━━ TEXTE FOURNI ━━

Histoire du Cadastre

TITRE VII

CHAPITRE IV.

MARCHE A SUIVRE PAR LES PROPRIETAIRES 

700. S’il importe de mettre tous les propriétaires à même de prendre une connaissance détaillée de tout ce qui peut les intéresser dans le cadastre, il importe aussi de ne pas trop prolonger la durée de cette opération, et de fixer un terme passé lequel elle sera définitivement close et arrêtée. Il serait impossible, en effet, de revenir sans cesse sur le travail et d’avoir continuellement à le rectifier.

Les propriétaires sont avertis de l’ouverture des travaux de l’arpentage (101) ; ils sont invités à assister à celui de leurs propriétés (166) ; ils le sont ensuite à venir reconnaître leurs parcelles (205).

Une seconde affiche les prévient du jour de l’ouverture de l’expertise (492) ; ils peuvent assister au classement de leurs terres.

Lorsque l’expertise est terminée, ils reçoivent des bulletins, où ils trouvent tous les détails relatifs à leurs propriétés (686), et une copie du tarif définitif (690) ; ils sont prévenus que le plan, le tableau indicatif ou état de classement, toutes les pièces de l’expertise et la matrice minute, sont déposés à la mairie (697). Ils ont donc toutes les facilités possibles pour défendre leurs intérêts.

Le cadastre complet d’une commune moyenne exige plus d’un an ; celui d’une grande commune peut durer dix-huit mois, deux ans, celui de la plus petite commune ne dure pas moins de six mois : un propriétaire, quelque éloigné qu’il soit de sa propriété, ne peut donc ignorer qu’il se fait une opération qui l’intéresse ; il a tout le temps de se tenir en mesure.

━━━

CONSIGNES:
1 > Dans le texte sur le cadastre, quelle est la durée minimale du cadastre de la plus petite commune ?
2 > Reformulez sous forme de liste le paragraphe du texte sur le cadastre qui commence par « Lorsque l’expertise est terminée », en conservant ses faits principaux.
3 > Rédigez la suite du texte sur le cadastre, à partir de sa dernière phrase.

━━ JEU DE LIGNES ━━

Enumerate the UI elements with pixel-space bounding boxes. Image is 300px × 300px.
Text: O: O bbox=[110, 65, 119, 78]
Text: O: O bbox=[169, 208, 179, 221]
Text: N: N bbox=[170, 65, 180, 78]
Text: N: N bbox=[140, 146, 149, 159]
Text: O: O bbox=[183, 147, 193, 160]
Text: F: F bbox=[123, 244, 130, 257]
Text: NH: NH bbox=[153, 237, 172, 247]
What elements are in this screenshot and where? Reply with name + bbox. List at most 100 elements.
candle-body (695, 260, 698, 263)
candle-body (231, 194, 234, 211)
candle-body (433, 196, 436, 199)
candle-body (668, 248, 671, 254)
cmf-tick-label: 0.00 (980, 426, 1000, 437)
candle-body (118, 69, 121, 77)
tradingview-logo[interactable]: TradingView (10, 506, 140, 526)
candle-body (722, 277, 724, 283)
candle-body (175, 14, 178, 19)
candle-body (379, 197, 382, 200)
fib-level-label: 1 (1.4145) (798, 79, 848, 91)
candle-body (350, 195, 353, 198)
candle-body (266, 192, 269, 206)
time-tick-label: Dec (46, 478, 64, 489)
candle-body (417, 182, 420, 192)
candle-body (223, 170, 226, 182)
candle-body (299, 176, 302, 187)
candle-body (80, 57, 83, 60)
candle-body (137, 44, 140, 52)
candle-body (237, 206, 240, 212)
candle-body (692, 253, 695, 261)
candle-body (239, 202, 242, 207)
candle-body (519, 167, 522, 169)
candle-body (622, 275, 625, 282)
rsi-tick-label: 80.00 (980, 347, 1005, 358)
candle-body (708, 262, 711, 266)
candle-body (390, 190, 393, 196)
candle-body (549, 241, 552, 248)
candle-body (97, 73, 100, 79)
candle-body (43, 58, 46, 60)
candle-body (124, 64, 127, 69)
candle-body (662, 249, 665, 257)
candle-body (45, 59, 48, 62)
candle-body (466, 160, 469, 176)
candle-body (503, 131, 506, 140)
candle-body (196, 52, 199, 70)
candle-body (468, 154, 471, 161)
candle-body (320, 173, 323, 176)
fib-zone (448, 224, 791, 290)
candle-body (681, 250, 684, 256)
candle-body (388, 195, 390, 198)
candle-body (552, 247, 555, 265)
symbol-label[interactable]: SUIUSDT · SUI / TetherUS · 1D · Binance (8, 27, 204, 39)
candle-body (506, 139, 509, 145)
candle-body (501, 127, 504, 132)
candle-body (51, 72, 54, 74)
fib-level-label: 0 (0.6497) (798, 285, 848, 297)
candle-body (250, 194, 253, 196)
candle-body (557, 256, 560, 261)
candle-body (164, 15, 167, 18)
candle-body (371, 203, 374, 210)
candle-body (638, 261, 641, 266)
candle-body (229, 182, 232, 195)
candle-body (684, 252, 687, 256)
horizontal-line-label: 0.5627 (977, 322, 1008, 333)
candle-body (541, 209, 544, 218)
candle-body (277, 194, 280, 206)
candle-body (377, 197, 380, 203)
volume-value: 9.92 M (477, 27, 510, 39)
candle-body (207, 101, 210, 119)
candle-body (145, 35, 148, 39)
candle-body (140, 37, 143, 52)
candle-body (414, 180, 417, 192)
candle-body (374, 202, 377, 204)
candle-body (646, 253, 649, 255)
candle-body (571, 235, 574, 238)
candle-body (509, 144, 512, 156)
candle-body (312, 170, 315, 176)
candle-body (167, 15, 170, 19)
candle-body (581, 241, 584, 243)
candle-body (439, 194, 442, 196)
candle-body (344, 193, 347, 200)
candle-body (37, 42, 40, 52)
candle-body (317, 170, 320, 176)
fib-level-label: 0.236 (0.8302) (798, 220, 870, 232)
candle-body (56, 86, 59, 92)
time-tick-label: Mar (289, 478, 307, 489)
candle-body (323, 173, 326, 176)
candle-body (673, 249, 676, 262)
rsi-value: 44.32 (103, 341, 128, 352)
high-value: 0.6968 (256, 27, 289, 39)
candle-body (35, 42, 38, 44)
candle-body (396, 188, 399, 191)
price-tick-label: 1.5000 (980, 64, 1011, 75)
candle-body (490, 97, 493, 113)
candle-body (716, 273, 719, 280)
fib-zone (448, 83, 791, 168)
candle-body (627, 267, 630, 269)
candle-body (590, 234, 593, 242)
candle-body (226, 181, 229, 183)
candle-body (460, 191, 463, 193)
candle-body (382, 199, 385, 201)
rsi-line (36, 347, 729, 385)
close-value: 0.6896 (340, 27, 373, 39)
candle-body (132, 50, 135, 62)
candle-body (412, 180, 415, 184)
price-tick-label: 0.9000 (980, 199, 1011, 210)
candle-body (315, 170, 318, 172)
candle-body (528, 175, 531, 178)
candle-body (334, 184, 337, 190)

━━━

RÉSULTATS ATTENDUS:
1 > Elle ne dure pas moins de six mois.

2 >
Une fois l’expertise terminée, les propriétaires :
- reçoivent des bulletins détaillant tout ce qui concerne leurs propriétés ;
- reçoivent une copie du tarif définitif ;
- sont informés que le plan, le tableau indicatif ou état de classement, toutes les pièces de l’expertise et la matrice minute sont déposés à la mairie.
Ils disposent ainsi de toutes les facilités pour défendre leurs intérêts.

3 >
Lorsque la communication arrive, elle dure un mois et cet espace de temps suffit encore pour qu’il reçoive de son fermier ou régisseur son bulletin, qu’il l’examine et le lui renvoie.

Les propriétaires très éloignés ont d’ailleurs des régisseurs ou fermiers plus à portée souvent qu’eux-mêmes, par la connaissance des localités, de défendre leurs intérêts.

Ainsi tous les propriétaires sont avertis qu’après l’expiration du mois donné pour la communication, nulle réclamation ne sera admise. Ce terme est absolument de rigueur.

Distinction des trois espèces de Réclamations.

701. Un propriétaire peut avoir trois sortes de réclamations à former :

La première relative à l’arpentage, lorsque son bulletin lui assigne une propriété qui ne lui appartient pas, ou ne lui donne pas toutes ses propriétés, ou lorsque quelques parcelles ne sont pas portées pour leur véritable contenance, ou enfin que la nature de sa culture est mal indiquée (702).

La seconde espèce de réclamations concerne le classement, lorsque le propriétaire pense que des parcelles sont portées dans une classe trop faible ou trop forte (712).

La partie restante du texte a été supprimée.